▸ **What to produce**: Go through the listing and copy each line with the string "from".

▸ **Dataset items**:
○ ○ ○ ○

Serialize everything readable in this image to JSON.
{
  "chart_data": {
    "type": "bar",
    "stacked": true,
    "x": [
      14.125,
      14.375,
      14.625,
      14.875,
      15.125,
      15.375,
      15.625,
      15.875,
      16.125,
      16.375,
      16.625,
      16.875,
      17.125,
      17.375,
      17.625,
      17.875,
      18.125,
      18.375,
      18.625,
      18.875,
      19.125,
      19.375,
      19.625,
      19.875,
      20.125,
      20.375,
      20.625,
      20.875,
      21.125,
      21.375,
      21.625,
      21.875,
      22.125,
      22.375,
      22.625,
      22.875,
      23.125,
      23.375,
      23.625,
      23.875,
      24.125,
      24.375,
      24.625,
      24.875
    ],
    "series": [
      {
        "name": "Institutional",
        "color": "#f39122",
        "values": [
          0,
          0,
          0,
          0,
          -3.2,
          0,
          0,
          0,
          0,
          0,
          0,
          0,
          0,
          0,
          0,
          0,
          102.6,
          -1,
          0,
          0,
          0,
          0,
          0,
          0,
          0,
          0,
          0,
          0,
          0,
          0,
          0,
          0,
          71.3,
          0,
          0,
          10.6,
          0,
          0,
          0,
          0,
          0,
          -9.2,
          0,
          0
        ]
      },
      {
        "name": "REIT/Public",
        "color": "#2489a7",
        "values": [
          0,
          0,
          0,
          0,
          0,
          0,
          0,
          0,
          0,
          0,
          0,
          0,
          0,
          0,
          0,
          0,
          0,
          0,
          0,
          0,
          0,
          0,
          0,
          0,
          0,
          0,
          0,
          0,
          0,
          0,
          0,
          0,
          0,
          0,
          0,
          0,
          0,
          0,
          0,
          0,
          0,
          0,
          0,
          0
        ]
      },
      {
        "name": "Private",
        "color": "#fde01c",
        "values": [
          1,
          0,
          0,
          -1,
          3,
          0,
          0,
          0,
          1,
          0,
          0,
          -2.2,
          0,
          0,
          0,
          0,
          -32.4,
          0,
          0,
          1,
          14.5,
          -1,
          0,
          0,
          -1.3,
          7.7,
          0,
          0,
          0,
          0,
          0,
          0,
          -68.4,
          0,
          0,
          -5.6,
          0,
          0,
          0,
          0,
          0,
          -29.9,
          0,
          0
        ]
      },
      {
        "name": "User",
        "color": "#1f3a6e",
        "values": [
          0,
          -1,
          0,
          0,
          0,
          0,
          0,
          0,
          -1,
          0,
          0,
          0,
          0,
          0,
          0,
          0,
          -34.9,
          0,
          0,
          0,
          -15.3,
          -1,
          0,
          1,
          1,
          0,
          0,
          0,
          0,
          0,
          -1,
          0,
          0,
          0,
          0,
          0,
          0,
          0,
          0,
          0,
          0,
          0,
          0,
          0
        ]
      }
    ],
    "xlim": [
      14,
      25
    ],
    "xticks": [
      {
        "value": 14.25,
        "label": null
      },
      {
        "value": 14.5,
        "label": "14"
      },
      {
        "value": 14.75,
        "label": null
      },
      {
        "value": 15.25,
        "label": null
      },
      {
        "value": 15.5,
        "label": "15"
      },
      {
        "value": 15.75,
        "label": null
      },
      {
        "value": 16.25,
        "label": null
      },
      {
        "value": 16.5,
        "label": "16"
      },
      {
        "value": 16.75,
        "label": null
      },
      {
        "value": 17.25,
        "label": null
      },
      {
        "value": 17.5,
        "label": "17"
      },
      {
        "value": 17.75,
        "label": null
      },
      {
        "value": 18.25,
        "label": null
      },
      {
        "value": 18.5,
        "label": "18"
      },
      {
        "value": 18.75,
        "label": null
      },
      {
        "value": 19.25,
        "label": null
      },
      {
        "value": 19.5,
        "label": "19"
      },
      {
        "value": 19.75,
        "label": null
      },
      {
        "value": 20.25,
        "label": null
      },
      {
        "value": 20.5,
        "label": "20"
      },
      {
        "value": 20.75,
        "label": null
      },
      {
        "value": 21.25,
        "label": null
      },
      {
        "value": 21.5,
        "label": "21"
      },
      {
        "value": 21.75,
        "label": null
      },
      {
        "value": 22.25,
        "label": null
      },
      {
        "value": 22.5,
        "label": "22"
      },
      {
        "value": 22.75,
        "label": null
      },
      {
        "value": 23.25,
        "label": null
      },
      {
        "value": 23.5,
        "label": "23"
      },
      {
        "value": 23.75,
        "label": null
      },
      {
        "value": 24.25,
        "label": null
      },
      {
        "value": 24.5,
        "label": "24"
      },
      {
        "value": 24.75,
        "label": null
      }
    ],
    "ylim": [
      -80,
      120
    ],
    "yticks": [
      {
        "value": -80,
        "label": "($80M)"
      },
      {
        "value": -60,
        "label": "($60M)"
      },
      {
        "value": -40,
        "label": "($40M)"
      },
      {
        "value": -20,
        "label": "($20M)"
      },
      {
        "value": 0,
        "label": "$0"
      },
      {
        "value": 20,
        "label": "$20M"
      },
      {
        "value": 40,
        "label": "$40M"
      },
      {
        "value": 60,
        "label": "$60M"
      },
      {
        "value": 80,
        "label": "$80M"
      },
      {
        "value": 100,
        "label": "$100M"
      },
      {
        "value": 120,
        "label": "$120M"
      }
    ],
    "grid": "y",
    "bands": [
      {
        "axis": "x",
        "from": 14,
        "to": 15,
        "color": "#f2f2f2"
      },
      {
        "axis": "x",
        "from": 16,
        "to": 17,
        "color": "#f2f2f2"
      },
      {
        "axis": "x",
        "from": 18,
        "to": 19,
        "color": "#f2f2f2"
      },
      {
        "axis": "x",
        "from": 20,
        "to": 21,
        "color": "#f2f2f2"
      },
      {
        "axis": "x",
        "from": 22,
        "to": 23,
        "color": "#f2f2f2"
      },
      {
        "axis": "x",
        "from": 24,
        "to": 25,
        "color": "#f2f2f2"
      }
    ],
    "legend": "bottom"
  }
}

○ ○ ○ ○

▸ **Worked answer**:
        "from": 14,
        "from": 16,
        "from": 18,
        "from": 20,
        "from": 22,
        "from": 24,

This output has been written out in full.